» **PROBLEM STATEMENT**
Say the number of lines containing the string "Offeman", and say nothing else.

» **SUPPLIED ENTRIES**
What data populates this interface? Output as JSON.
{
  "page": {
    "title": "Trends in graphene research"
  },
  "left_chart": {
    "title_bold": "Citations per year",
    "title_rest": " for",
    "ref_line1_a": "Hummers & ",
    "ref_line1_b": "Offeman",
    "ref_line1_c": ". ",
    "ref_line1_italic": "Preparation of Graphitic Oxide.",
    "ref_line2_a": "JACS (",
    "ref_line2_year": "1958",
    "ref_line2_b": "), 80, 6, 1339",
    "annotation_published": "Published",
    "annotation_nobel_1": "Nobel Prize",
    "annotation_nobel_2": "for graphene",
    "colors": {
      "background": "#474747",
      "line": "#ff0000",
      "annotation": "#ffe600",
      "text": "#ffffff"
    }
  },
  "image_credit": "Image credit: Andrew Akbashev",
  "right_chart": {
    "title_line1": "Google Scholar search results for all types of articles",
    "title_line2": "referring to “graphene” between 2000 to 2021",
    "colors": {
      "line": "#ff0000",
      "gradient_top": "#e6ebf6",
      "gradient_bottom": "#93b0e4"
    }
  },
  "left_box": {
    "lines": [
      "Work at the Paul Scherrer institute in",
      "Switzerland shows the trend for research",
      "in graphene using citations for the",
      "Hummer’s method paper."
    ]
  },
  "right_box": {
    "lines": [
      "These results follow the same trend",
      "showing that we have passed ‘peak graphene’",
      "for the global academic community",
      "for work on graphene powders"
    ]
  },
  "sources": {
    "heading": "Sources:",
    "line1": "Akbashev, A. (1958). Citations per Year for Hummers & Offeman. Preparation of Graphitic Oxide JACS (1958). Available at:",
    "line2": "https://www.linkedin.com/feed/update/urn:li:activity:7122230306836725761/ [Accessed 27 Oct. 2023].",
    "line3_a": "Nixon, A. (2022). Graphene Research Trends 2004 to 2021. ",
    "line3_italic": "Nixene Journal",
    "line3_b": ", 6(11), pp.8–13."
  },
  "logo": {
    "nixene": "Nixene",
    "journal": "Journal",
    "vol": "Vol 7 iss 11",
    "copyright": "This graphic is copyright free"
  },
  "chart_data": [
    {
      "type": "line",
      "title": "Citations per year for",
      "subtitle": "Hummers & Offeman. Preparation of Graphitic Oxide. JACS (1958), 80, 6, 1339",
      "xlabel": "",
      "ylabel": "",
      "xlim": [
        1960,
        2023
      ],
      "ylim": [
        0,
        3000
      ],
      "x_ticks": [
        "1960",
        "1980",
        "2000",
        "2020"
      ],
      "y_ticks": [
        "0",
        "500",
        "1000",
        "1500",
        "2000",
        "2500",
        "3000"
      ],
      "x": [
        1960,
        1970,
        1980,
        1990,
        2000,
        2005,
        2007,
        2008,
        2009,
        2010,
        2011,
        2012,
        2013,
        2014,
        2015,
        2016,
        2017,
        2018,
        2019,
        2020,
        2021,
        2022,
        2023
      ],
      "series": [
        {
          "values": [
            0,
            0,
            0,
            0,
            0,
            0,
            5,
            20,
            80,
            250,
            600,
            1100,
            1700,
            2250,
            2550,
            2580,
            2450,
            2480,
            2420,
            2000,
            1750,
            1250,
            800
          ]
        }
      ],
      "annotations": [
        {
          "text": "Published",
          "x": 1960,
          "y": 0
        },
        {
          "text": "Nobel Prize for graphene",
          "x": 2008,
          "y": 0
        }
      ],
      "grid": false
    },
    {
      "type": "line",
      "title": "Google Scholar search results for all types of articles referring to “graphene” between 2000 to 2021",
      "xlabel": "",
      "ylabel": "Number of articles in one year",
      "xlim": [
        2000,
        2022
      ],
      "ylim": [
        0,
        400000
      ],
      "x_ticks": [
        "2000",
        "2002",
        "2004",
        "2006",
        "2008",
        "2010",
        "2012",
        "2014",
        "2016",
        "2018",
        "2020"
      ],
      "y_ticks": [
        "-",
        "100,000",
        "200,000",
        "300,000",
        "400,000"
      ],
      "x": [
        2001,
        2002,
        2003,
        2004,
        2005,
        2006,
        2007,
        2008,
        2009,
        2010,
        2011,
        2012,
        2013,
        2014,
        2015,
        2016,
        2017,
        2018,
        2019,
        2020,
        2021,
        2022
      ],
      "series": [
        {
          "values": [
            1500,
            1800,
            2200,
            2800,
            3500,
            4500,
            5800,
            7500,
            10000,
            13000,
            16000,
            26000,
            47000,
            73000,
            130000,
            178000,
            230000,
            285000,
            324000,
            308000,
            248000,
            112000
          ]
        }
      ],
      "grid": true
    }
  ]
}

» **EXERCISE SOLUTION**
3